start Supplied material

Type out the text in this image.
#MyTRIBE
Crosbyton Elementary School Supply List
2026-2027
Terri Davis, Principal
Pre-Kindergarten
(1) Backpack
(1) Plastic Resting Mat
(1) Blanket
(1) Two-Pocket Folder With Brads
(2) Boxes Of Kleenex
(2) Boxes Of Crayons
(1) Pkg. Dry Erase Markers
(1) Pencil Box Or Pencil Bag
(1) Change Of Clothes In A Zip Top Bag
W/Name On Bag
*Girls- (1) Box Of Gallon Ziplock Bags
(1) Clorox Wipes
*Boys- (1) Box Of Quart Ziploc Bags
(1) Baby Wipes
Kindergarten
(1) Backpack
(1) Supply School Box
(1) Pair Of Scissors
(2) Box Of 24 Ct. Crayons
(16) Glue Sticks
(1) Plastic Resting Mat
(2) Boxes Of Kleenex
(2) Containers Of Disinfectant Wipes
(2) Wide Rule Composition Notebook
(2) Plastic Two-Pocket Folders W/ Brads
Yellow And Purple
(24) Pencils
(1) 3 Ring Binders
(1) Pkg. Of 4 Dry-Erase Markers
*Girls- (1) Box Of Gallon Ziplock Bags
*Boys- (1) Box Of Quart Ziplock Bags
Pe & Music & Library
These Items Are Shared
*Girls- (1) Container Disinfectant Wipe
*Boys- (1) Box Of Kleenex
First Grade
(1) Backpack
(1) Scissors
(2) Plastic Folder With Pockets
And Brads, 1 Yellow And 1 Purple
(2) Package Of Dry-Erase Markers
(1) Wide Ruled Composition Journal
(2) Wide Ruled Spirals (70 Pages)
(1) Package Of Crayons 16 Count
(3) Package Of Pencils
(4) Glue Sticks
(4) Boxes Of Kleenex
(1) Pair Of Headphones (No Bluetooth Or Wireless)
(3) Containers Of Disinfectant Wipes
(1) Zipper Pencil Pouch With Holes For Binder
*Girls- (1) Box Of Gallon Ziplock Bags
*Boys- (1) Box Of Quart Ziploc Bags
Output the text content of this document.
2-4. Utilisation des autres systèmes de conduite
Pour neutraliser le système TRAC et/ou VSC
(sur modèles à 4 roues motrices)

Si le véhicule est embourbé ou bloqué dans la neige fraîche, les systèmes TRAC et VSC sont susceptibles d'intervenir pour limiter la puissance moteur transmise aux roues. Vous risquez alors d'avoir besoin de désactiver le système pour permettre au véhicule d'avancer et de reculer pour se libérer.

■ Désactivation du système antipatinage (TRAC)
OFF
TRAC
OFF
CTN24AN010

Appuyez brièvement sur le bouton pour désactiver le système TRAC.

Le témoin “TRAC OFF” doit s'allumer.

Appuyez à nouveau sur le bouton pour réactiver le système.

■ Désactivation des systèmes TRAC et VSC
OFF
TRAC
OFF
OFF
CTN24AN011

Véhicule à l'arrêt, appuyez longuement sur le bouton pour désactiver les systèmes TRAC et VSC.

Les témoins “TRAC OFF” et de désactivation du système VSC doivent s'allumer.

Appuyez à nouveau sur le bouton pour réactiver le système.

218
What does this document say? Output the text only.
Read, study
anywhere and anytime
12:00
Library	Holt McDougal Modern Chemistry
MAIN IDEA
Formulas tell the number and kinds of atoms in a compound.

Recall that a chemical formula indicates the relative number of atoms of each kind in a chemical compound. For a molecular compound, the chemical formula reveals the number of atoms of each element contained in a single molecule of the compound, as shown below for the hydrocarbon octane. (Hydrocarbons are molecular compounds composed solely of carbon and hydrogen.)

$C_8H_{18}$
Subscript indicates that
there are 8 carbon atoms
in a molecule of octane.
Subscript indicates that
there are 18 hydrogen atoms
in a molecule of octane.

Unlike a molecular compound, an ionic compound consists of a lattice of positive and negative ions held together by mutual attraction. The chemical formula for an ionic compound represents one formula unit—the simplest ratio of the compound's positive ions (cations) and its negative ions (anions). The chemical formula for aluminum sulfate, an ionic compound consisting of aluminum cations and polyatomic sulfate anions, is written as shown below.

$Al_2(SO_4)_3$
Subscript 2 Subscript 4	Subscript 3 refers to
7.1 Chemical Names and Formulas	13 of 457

end Supplied material

* _Directive_: Would you restate each of the entries word for word?

* _Correct output_:
Type out the text in this image.
#MyTRIBE
Crosbyton Elementary School Supply List
2026-2027
Terri Davis, Principal
Pre-Kindergarten
(1) Backpack
(1) Plastic Resting Mat
(1) Blanket
(1) Two-Pocket Folder With Brads
(2) Boxes Of Kleenex
(2) Boxes Of Crayons
(1) Pkg. Dry Erase Markers
(1) Pencil Box Or Pencil Bag
(1) Change Of Clothes In A Zip Top Bag
W/Name On Bag
*Girls- (1) Box Of Gallon Ziplock Bags
(1) Clorox Wipes
*Boys- (1) Box Of Quart Ziploc Bags
(1) Baby Wipes
Kindergarten
(1) Backpack
(1) Supply School Box
(1) Pair Of Scissors
(2) Box Of 24 Ct. Crayons
(16) Glue Sticks
(1) Plastic Resting Mat
(2) Boxes Of Kleenex
(2) Containers Of Disinfectant Wipes
(2) Wide Rule Composition Notebook
(2) Plastic Two-Pocket Folders W/ Brads
Yellow And Purple
(24) Pencils
(1) 3 Ring Binders
(1) Pkg. Of 4 Dry-Erase Markers
*Girls- (1) Box Of Gallon Ziplock Bags
*Boys- (1) Box Of Quart Ziplock Bags
Pe & Music & Library
These Items Are Shared
*Girls- (1) Container Disinfectant Wipe
*Boys- (1) Box Of Kleenex
First Grade
(1) Backpack
(1) Scissors
(2) Plastic Folder With Pockets
And Brads, 1 Yellow And 1 Purple
(2) Package Of Dry-Erase Markers
(1) Wide Ruled Composition Journal
(2) Wide Ruled Spirals (70 Pages)
(1) Package Of Crayons 16 Count
(3) Package Of Pencils
(4) Glue Sticks
(4) Boxes Of Kleenex
(1) Pair Of Headphones (No Bluetooth Or Wireless)
(3) Containers Of Disinfectant Wipes
(1) Zipper Pencil Pouch With Holes For Binder
*Girls- (1) Box Of Gallon Ziplock Bags
*Boys- (1) Box Of Quart Ziploc Bags
Output the text content of this document.
2-4. Utilisation des autres systèmes de conduite
Pour neutraliser le système TRAC et/ou VSC
(sur modèles à 4 roues motrices)

Si le véhicule est embourbé ou bloqué dans la neige fraîche, les systèmes TRAC et VSC sont susceptibles d'intervenir pour limiter la puissance moteur transmise aux roues. Vous risquez alors d'avoir besoin de désactiver le système pour permettre au véhicule d'avancer et de reculer pour se libérer.

■ Désactivation du système antipatinage (TRAC)
OFF
TRAC
OFF
CTN24AN010

Appuyez brièvement sur le bouton pour désactiver le système TRAC.

Le témoin “TRAC OFF” doit s'allumer.

Appuyez à nouveau sur le bouton pour réactiver le système.

■ Désactivation des systèmes TRAC et VSC
OFF
TRAC
OFF
OFF
CTN24AN011

Véhicule à l'arrêt, appuyez longuement sur le bouton pour désactiver les systèmes TRAC et VSC.

Les témoins “TRAC OFF” et de désactivation du système VSC doivent s'allumer.

Appuyez à nouveau sur le bouton pour réactiver le système.

218
What does this document say? Output the text only.
Read, study
anywhere and anytime
12:00
Library	Holt McDougal Modern Chemistry
MAIN IDEA
Formulas tell the number and kinds of atoms in a compound.

Recall that a chemical formula indicates the relative number of atoms of each kind in a chemical compound. For a molecular compound, the chemical formula reveals the number of atoms of each element contained in a single molecule of the compound, as shown below for the hydrocarbon octane. (Hydrocarbons are molecular compounds composed solely of carbon and hydrogen.)

$C_8H_{18}$
Subscript indicates that
there are 8 carbon atoms
in a molecule of octane.
Subscript indicates that
there are 18 hydrogen atoms
in a molecule of octane.

Unlike a molecular compound, an ionic compound consists of a lattice of positive and negative ions held together by mutual attraction. The chemical formula for an ionic compound represents one formula unit—the simplest ratio of the compound's positive ions (cations) and its negative ions (anions). The chemical formula for aluminum sulfate, an ionic compound consisting of aluminum cations and polyatomic sulfate anions, is written as shown below.

$Al_2(SO_4)_3$
Subscript 2 Subscript 4	Subscript 3 refers to
7.1 Chemical Names and Formulas	13 of 457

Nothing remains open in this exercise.